# [WRITTEN INSTRUCTION]
All of the records listed below should be retyped exactly.

# [DATA TO USE]
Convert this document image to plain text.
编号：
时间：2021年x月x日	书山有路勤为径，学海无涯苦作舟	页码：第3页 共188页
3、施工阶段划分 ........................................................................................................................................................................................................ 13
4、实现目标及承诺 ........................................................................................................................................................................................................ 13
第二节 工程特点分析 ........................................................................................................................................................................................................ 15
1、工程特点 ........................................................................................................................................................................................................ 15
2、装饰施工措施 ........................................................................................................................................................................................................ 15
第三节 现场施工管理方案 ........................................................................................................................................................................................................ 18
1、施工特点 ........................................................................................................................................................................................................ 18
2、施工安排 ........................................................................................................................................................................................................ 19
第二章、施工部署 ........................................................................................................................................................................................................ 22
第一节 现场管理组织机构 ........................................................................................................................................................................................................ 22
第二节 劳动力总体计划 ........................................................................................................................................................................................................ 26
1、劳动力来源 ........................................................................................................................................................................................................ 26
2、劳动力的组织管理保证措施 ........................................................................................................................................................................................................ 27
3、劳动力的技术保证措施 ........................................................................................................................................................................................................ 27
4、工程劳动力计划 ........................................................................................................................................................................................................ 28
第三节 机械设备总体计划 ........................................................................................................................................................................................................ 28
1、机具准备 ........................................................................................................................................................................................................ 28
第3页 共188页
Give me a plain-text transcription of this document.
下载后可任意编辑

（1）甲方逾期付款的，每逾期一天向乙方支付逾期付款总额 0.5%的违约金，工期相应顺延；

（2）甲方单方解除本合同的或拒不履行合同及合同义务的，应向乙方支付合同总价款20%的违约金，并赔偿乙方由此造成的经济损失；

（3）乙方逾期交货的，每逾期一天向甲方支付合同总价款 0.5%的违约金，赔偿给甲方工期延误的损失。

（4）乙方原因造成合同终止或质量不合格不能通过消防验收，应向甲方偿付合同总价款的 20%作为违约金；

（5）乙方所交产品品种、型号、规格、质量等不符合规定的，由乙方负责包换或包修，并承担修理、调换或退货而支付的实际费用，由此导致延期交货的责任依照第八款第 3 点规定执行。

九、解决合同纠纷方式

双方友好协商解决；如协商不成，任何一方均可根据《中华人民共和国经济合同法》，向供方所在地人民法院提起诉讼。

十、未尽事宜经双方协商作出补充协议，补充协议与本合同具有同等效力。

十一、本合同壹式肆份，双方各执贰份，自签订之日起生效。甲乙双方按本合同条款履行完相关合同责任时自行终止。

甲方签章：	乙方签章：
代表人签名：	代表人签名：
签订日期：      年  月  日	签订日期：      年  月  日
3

# [FINAL ANSWER]
Convert this document image to plain text.
编号：
时间：2021年x月x日	书山有路勤为径，学海无涯苦作舟	页码：第3页 共188页
3、施工阶段划分 ........................................................................................................................................................................................................ 13
4、实现目标及承诺 ........................................................................................................................................................................................................ 13
第二节 工程特点分析 ........................................................................................................................................................................................................ 15
1、工程特点 ........................................................................................................................................................................................................ 15
2、装饰施工措施 ........................................................................................................................................................................................................ 15
第三节 现场施工管理方案 ........................................................................................................................................................................................................ 18
1、施工特点 ........................................................................................................................................................................................................ 18
2、施工安排 ........................................................................................................................................................................................................ 19
第二章、施工部署 ........................................................................................................................................................................................................ 22
第一节 现场管理组织机构 ........................................................................................................................................................................................................ 22
第二节 劳动力总体计划 ........................................................................................................................................................................................................ 26
1、劳动力来源 ........................................................................................................................................................................................................ 26
2、劳动力的组织管理保证措施 ........................................................................................................................................................................................................ 27
3、劳动力的技术保证措施 ........................................................................................................................................................................................................ 27
4、工程劳动力计划 ........................................................................................................................................................................................................ 28
第三节 机械设备总体计划 ........................................................................................................................................................................................................ 28
1、机具准备 ........................................................................................................................................................................................................ 28
第3页 共188页
Give me a plain-text transcription of this document.
下载后可任意编辑

（1）甲方逾期付款的，每逾期一天向乙方支付逾期付款总额 0.5%的违约金，工期相应顺延；

（2）甲方单方解除本合同的或拒不履行合同及合同义务的，应向乙方支付合同总价款20%的违约金，并赔偿乙方由此造成的经济损失；

（3）乙方逾期交货的，每逾期一天向甲方支付合同总价款 0.5%的违约金，赔偿给甲方工期延误的损失。

（4）乙方原因造成合同终止或质量不合格不能通过消防验收，应向甲方偿付合同总价款的 20%作为违约金；

（5）乙方所交产品品种、型号、规格、质量等不符合规定的，由乙方负责包换或包修，并承担修理、调换或退货而支付的实际费用，由此导致延期交货的责任依照第八款第 3 点规定执行。

九、解决合同纠纷方式

双方友好协商解决；如协商不成，任何一方均可根据《中华人民共和国经济合同法》，向供方所在地人民法院提起诉讼。

十、未尽事宜经双方协商作出补充协议，补充协议与本合同具有同等效力。

十一、本合同壹式肆份，双方各执贰份，自签订之日起生效。甲乙双方按本合同条款履行完相关合同责任时自行终止。

甲方签章：	乙方签章：
代表人签名：	代表人签名：
签订日期：      年  月  日	签订日期：      年  月  日
3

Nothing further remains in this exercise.